Select all lines with the string "title" in them, and copy those lines.

[Figure record listings]
......
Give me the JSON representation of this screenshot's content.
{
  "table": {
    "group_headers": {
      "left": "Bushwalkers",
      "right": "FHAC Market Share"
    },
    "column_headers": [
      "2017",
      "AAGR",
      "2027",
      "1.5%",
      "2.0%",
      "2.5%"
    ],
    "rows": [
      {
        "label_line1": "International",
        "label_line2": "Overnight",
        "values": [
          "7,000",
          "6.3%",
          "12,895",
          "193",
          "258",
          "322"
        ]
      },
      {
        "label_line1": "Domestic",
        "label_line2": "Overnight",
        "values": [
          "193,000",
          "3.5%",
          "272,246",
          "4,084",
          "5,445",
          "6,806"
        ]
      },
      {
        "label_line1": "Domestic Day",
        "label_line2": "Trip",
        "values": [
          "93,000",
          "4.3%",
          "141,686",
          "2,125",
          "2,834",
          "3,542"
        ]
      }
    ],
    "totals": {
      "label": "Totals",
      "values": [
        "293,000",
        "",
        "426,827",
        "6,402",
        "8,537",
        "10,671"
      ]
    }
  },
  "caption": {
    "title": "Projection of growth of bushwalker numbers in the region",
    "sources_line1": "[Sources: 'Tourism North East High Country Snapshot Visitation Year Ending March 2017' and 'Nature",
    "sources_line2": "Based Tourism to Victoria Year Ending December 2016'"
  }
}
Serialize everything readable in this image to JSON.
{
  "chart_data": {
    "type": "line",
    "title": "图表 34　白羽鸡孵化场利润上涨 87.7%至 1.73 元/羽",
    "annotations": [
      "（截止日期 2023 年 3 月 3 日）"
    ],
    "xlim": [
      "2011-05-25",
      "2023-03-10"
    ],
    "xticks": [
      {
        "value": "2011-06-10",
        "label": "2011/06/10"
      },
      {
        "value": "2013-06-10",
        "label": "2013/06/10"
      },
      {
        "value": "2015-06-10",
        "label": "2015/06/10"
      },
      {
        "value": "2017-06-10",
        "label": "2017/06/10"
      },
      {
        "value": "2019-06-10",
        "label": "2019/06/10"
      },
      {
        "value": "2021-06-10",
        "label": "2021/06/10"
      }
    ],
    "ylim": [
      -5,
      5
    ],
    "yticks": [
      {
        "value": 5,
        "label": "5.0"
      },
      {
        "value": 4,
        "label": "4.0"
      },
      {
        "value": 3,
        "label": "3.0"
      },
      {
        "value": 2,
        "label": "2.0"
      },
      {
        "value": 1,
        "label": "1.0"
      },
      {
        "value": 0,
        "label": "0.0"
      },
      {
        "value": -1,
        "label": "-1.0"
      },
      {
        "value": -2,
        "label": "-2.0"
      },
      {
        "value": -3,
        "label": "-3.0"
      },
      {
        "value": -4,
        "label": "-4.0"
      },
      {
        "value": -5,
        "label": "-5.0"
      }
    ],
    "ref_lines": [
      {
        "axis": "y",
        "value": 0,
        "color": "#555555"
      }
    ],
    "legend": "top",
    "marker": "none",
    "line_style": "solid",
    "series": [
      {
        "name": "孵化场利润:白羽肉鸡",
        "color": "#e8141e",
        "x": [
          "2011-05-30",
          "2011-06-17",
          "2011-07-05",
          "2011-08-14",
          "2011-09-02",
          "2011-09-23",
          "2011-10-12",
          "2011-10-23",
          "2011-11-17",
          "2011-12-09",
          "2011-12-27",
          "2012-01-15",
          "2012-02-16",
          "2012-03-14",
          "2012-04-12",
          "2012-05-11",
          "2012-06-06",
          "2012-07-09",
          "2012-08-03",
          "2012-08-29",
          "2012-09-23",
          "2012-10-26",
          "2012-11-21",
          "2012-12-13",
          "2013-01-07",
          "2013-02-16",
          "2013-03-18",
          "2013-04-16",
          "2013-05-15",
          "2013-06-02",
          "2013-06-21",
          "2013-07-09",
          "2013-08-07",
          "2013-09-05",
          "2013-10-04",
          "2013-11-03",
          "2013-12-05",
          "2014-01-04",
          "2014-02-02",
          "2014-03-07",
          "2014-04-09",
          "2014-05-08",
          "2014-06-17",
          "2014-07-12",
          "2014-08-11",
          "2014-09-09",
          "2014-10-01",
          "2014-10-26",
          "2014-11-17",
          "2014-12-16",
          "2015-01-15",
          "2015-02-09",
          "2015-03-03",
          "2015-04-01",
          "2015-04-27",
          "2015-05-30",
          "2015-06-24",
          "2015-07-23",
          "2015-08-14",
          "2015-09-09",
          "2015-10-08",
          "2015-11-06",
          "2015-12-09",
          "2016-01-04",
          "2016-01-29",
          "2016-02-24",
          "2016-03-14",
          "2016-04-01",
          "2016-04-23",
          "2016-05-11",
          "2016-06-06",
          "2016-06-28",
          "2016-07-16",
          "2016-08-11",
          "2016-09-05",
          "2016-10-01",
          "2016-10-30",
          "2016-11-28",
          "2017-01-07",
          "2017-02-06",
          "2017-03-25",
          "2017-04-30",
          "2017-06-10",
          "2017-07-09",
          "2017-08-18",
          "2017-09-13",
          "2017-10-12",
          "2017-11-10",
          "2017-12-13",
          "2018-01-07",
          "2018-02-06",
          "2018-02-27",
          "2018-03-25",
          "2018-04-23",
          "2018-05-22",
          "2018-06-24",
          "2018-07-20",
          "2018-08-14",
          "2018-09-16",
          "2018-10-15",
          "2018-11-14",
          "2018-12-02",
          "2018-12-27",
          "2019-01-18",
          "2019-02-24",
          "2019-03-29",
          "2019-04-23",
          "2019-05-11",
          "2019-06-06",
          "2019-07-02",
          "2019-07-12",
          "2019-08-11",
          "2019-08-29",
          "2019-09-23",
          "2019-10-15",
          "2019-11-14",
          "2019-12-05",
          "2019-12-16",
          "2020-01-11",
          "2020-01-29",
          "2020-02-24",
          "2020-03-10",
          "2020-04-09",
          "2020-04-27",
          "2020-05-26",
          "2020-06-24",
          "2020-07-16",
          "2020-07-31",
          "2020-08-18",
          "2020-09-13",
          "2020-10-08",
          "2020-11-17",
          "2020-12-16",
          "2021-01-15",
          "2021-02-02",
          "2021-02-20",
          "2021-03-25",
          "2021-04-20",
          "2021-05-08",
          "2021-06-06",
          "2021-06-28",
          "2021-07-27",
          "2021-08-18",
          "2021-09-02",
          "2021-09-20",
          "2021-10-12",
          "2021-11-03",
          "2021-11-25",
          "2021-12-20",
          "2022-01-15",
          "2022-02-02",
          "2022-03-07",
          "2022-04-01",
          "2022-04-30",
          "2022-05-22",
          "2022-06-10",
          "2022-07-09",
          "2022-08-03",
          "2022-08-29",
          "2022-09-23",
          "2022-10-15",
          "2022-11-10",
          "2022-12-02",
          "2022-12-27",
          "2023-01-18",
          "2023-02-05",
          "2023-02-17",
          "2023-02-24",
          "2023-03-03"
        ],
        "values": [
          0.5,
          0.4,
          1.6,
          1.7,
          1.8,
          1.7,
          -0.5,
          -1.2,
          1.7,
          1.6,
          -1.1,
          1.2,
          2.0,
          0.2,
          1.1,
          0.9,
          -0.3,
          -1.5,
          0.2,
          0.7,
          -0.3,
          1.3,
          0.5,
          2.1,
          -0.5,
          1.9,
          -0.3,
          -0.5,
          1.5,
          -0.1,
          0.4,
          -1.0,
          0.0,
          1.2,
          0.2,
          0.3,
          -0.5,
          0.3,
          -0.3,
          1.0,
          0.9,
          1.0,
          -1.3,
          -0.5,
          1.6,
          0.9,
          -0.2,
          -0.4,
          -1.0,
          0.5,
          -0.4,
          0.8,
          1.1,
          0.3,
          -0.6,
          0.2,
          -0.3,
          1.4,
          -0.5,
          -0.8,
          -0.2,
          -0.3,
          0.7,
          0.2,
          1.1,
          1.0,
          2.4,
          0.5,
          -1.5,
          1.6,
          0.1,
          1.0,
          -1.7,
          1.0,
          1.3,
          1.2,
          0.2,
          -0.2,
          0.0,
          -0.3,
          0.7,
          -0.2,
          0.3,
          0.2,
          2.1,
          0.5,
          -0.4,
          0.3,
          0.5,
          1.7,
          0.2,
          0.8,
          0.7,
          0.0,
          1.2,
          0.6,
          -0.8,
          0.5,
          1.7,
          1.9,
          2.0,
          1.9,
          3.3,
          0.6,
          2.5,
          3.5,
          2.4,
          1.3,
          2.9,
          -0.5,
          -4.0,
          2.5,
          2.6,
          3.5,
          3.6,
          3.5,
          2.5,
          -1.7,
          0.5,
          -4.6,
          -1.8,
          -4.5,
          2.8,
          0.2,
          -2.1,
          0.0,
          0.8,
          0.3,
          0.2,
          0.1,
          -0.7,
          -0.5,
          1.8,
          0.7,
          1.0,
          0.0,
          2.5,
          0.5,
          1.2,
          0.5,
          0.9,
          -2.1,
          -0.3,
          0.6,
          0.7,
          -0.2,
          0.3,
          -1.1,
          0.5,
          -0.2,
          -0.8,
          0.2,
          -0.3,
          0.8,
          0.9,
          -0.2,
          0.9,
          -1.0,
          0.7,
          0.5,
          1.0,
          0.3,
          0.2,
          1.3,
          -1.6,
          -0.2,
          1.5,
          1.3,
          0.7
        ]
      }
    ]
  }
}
......
■ Final result:
    "title": "Projection of growth of bushwalker numbers in the region",
    "title": "图表 34　白羽鸡孵化场利润上涨 87.7%至 1.73 元/羽",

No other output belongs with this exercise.